Gegeven tekst:
-------

Achtergrond

Fortuinlijke kippen, minder fortuinlijke haantjes

24.000 legkippen arriveerden vrijdag bij Kipster. Volgens de eigenaren en verschillende dierenwelzijnsorganisaties zou dit het dier- en milieuvriendelijkste legkip-onderkomen ter wereld zijn.

Dit artikel krijg je cadeau van OneWorld. Word abonnee
Ruud Zanders is kippenboer. In hart en nieren kan je wel zeggen. Zijn ouders en de ouders van zijn ouders beoefenden hetzelfde vak, en het was dan ook niet meer dan logisch dat zijn broer en hij het bedrijf over zouden nemen. Dat deden ze in 1998. Bijna tien jaar lang runden ze vervolgens een massabedrijf. “We hadden een miljoen legkippen, verdeeld over Nederland, Duitsland en Polen. We kenden eigenlijk maar drie kernwaardes: grootschalig, grootschalig, grootschalig”, vertelt Zanders als ik hem ontmoet op zijn nieuwe bedrijf. In 2007 ging het verkeerd: het bedrijf ging failliet en Zanders moest met vrouw en kinderen van een grote boerderij verhuizen naar een huurwoning in het dorp.

-------

Opdracht 1:
In welk jaar namen Ruud Zanders en zijn broer het bedrijf over, volgens het artikel over Kipster?
Opdracht 2:
Over welke landen waren de legkippen van het vroegere bedrijf van Zanders verdeeld, volgens het artikel over Kipster? Noem ze allemaal.
Opdracht 3:
Schrijf het artikel over Kipster verder, te beginnen na de laatste zin.

-------

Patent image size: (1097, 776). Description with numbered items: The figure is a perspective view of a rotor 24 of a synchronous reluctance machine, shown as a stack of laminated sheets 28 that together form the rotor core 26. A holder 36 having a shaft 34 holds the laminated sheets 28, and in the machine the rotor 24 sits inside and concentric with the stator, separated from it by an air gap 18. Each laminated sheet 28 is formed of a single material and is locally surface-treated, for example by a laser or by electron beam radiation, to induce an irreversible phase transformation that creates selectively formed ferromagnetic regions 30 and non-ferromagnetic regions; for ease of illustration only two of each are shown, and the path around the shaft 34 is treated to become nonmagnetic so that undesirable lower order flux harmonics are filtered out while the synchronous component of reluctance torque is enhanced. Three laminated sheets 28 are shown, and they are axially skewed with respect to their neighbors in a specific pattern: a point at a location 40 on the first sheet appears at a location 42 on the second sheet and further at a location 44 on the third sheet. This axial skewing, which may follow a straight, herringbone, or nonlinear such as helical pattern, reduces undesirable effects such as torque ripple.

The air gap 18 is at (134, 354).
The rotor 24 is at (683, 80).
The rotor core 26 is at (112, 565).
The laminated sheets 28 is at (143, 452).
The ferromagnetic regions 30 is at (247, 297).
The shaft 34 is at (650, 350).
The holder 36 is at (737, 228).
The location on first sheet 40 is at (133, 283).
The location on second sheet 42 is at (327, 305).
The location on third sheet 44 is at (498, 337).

-------

Antwoord 1:
In 1998.

Antwoord 2:
Nederland, Duitsland en Polen.

Antwoord 3:
Rondeel stal

“Ik viel in een zwart gat, maar kreeg wel de tijd om na te denken over wat ik nou eigenlijk aan het doen was. Ik had tegen mijn vrouw Natasja weleens mijn twijfels uitgesproken over de gang van zaken binnen het bedrijf als je het hebt over dierenwelzijn en milieu, maar met 125 mensen in dienst heb je nooit echt de tijd om stil te staan en verder te denken.” Toen hem na het faillissement de ontwikkeling van de eerste Rondeel-stal werd aangeboden, greep Zanders die kans dan ook met beide handen aan. De Rondeel-stal kwam als concept uit de Universiteit Wageningen rollen. Het is een concept waarbij dierenwelzijn hoog in het vaandel staat, wat je met name terugziet in een vrije uitloop naar buiten en meer afleiding voor de kippen.
In 2012 vertrok Zanders bij Rondeel, met de wens nog een stapje verder te gaan als het op het milieu aankomt. Die wens is een van de katalysatoren achter het deze maand geopende Kipster. Voor Kipster sloeg Zanders de handen ineen met Maurits Groen (in 2015 de nummer 1 in de Duurzame 100 van Trouw), Olivier Wegloop (communicatiestrateeg) en boer Styn Claessens, de jongste van het stel.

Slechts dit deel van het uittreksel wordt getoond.